**REQUIREMENT**
Print the listing below in its entirety, character for character.

**** EXERCISE INPUT

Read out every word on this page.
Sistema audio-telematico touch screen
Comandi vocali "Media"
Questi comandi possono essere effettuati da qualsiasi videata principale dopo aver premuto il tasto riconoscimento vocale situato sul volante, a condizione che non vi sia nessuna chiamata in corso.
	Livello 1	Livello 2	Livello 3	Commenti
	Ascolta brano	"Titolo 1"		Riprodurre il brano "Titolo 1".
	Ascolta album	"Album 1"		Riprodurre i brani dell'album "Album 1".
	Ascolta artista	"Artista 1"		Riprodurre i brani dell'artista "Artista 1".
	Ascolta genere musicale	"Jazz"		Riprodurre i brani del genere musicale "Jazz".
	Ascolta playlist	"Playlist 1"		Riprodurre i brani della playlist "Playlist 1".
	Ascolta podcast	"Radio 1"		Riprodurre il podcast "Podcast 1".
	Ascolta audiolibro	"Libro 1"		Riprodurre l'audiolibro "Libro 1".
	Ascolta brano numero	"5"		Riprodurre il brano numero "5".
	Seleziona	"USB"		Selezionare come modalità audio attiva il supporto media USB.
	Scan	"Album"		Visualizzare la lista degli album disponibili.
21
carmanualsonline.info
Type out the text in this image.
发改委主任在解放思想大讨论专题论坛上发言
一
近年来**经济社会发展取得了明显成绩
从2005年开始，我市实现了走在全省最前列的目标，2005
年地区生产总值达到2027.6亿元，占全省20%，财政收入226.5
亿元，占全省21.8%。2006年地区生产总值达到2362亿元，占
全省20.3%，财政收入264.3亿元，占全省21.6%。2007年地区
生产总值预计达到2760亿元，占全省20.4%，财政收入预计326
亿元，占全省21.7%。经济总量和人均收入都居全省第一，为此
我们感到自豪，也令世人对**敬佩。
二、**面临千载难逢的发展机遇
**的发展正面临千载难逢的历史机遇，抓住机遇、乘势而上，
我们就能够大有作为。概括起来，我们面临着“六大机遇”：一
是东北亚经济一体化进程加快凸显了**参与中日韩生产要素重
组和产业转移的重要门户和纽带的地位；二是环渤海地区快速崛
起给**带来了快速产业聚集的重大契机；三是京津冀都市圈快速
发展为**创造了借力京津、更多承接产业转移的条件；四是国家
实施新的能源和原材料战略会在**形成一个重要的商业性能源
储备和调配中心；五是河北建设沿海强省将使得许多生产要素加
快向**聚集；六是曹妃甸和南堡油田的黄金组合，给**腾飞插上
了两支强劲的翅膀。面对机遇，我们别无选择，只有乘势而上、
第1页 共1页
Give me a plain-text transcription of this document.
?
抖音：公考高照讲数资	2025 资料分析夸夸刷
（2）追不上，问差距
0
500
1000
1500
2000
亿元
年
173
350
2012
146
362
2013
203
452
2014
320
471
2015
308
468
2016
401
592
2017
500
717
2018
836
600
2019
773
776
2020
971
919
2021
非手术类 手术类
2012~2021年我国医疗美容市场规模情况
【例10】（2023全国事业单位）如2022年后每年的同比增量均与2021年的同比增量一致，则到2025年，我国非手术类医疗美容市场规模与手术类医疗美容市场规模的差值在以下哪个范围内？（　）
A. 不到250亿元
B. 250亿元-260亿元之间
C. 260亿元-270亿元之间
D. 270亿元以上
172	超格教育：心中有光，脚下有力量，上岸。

********

**FINISHED EXERCISE**
Read out every word on this page.
Sistema audio-telematico touch screen
Comandi vocali "Media"
Questi comandi possono essere effettuati da qualsiasi videata principale dopo aver premuto il tasto riconoscimento vocale situato sul volante, a condizione che non vi sia nessuna chiamata in corso.
	Livello 1	Livello 2	Livello 3	Commenti
	Ascolta brano	"Titolo 1"		Riprodurre il brano "Titolo 1".
	Ascolta album	"Album 1"		Riprodurre i brani dell'album "Album 1".
	Ascolta artista	"Artista 1"		Riprodurre i brani dell'artista "Artista 1".
	Ascolta genere musicale	"Jazz"		Riprodurre i brani del genere musicale "Jazz".
	Ascolta playlist	"Playlist 1"		Riprodurre i brani della playlist "Playlist 1".
	Ascolta podcast	"Radio 1"		Riprodurre il podcast "Podcast 1".
	Ascolta audiolibro	"Libro 1"		Riprodurre l'audiolibro "Libro 1".
	Ascolta brano numero	"5"		Riprodurre il brano numero "5".
	Seleziona	"USB"		Selezionare come modalità audio attiva il supporto media USB.
	Scan	"Album"		Visualizzare la lista degli album disponibili.
21
carmanualsonline.info
Type out the text in this image.
发改委主任在解放思想大讨论专题论坛上发言
一
近年来**经济社会发展取得了明显成绩
从2005年开始，我市实现了走在全省最前列的目标，2005
年地区生产总值达到2027.6亿元，占全省20%，财政收入226.5
亿元，占全省21.8%。2006年地区生产总值达到2362亿元，占
全省20.3%，财政收入264.3亿元，占全省21.6%。2007年地区
生产总值预计达到2760亿元，占全省20.4%，财政收入预计326
亿元，占全省21.7%。经济总量和人均收入都居全省第一，为此
我们感到自豪，也令世人对**敬佩。
二、**面临千载难逢的发展机遇
**的发展正面临千载难逢的历史机遇，抓住机遇、乘势而上，
我们就能够大有作为。概括起来，我们面临着“六大机遇”：一
是东北亚经济一体化进程加快凸显了**参与中日韩生产要素重
组和产业转移的重要门户和纽带的地位；二是环渤海地区快速崛
起给**带来了快速产业聚集的重大契机；三是京津冀都市圈快速
发展为**创造了借力京津、更多承接产业转移的条件；四是国家
实施新的能源和原材料战略会在**形成一个重要的商业性能源
储备和调配中心；五是河北建设沿海强省将使得许多生产要素加
快向**聚集；六是曹妃甸和南堡油田的黄金组合，给**腾飞插上
了两支强劲的翅膀。面对机遇，我们别无选择，只有乘势而上、
第1页 共1页
Give me a plain-text transcription of this document.
?
抖音：公考高照讲数资	2025 资料分析夸夸刷
（2）追不上，问差距
0
500
1000
1500
2000
亿元
年
173
350
2012
146
362
2013
203
452
2014
320
471
2015
308
468
2016
401
592
2017
500
717
2018
836
600
2019
773
776
2020
971
919
2021
非手术类 手术类
2012~2021年我国医疗美容市场规模情况
【例10】（2023全国事业单位）如2022年后每年的同比增量均与2021年的同比增量一致，则到2025年，我国非手术类医疗美容市场规模与手术类医疗美容市场规模的差值在以下哪个范围内？（　）
A. 不到250亿元
B. 250亿元-260亿元之间
C. 260亿元-270亿元之间
D. 270亿元以上
172	超格教育：心中有光，脚下有力量，上岸。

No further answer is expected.